_WORK TO COMPLETE_. Nothing but the lines from the one that contains "What text is on this page?" through the end of the listing should appear, set down exactly.

_RECORDS_.
+++++

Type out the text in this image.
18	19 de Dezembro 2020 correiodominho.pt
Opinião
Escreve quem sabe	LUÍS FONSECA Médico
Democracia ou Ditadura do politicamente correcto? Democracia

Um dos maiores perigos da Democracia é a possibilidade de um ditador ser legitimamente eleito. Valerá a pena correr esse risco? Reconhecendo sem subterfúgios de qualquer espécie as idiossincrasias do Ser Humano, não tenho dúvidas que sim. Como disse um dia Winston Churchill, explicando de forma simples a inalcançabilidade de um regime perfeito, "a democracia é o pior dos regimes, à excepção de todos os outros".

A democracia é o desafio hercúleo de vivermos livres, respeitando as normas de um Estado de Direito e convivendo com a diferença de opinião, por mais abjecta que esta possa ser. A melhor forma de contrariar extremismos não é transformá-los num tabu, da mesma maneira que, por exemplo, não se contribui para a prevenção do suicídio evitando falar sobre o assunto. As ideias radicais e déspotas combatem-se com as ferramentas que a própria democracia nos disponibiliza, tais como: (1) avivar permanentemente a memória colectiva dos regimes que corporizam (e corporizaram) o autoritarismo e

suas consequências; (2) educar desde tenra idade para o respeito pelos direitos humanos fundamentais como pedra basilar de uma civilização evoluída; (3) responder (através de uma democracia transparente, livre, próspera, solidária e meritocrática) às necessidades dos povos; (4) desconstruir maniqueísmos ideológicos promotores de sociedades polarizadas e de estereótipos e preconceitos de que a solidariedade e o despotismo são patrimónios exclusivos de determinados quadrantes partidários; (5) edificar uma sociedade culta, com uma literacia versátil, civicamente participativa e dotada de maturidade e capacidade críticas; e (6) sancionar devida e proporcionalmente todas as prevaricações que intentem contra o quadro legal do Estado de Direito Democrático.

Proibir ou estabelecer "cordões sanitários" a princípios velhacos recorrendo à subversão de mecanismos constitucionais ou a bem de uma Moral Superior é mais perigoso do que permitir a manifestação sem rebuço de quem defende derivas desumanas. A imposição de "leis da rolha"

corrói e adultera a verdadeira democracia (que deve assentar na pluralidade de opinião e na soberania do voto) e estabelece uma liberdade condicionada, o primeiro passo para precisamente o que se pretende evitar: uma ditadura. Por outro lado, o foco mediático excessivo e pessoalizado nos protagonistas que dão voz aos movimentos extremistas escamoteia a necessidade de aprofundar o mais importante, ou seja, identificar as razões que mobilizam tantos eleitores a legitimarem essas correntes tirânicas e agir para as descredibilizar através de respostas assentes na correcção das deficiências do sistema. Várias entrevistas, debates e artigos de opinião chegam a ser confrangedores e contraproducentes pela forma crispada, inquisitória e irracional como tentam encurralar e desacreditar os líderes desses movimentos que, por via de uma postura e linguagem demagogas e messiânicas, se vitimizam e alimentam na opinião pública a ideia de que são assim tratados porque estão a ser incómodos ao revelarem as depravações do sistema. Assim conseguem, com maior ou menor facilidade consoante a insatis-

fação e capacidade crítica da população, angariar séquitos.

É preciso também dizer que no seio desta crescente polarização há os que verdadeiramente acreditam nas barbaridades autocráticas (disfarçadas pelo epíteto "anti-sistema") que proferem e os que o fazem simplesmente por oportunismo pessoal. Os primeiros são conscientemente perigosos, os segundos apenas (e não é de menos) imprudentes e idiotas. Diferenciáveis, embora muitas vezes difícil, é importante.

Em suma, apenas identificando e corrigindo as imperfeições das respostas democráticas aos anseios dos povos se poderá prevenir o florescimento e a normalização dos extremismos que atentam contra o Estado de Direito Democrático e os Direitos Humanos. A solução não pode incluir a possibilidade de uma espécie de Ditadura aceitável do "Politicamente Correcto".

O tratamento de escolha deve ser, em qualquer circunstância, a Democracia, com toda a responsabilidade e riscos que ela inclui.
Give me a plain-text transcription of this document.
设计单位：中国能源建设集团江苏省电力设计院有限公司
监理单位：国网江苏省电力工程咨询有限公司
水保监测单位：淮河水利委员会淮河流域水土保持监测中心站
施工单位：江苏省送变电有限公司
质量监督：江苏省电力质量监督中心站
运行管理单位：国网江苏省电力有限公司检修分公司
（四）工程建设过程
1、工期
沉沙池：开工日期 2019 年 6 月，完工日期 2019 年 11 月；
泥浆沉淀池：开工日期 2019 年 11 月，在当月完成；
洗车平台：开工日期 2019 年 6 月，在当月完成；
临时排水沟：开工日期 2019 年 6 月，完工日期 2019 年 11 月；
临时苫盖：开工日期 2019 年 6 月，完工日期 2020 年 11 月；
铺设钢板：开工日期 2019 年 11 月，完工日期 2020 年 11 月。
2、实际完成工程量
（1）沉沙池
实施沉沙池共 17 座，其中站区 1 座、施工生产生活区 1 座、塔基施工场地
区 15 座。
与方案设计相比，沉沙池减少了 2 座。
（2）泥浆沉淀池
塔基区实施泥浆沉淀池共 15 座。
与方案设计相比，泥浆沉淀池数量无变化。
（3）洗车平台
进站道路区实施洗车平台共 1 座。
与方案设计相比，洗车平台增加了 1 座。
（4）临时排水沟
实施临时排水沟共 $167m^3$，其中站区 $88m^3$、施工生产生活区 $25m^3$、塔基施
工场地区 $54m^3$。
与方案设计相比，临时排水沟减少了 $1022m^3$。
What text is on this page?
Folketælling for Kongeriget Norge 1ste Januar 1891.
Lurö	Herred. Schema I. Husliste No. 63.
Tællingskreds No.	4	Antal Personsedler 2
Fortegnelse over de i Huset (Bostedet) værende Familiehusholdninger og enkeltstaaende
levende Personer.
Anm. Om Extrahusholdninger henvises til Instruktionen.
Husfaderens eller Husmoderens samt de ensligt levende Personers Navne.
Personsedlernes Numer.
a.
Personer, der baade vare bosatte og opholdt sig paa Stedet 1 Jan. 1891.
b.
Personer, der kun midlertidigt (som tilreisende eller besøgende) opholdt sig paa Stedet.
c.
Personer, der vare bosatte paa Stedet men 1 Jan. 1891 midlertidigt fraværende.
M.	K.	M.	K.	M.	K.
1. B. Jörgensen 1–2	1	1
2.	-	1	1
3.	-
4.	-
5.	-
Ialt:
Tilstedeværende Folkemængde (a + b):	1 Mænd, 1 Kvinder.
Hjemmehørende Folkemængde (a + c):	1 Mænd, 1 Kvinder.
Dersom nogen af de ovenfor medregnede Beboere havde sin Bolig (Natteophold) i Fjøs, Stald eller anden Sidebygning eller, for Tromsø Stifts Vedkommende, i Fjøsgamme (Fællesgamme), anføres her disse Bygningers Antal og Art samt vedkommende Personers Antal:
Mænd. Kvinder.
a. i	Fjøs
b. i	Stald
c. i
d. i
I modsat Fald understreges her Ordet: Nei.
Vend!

+++++

_CORRECT ANSWER_.
What text is on this page?
Folketælling for Kongeriget Norge 1ste Januar 1891.
Lurö	Herred. Schema I. Husliste No. 63.
Tællingskreds No.	4	Antal Personsedler 2
Fortegnelse over de i Huset (Bostedet) værende Familiehusholdninger og enkeltstaaende
levende Personer.
Anm. Om Extrahusholdninger henvises til Instruktionen.
Husfaderens eller Husmoderens samt de ensligt levende Personers Navne.
Personsedlernes Numer.
a.
Personer, der baade vare bosatte og opholdt sig paa Stedet 1 Jan. 1891.
b.
Personer, der kun midlertidigt (som tilreisende eller besøgende) opholdt sig paa Stedet.
c.
Personer, der vare bosatte paa Stedet men 1 Jan. 1891 midlertidigt fraværende.
M.	K.	M.	K.	M.	K.
1. B. Jörgensen 1–2	1	1
2.	-	1	1
3.	-
4.	-
5.	-
Ialt:
Tilstedeværende Folkemængde (a + b):	1 Mænd, 1 Kvinder.
Hjemmehørende Folkemængde (a + c):	1 Mænd, 1 Kvinder.
Dersom nogen af de ovenfor medregnede Beboere havde sin Bolig (Natteophold) i Fjøs, Stald eller anden Sidebygning eller, for Tromsø Stifts Vedkommende, i Fjøsgamme (Fællesgamme), anføres her disse Bygningers Antal og Art samt vedkommende Personers Antal:
Mænd. Kvinder.
a. i	Fjøs
b. i	Stald
c. i
d. i
I modsat Fald understreges her Ordet: Nei.
Vend!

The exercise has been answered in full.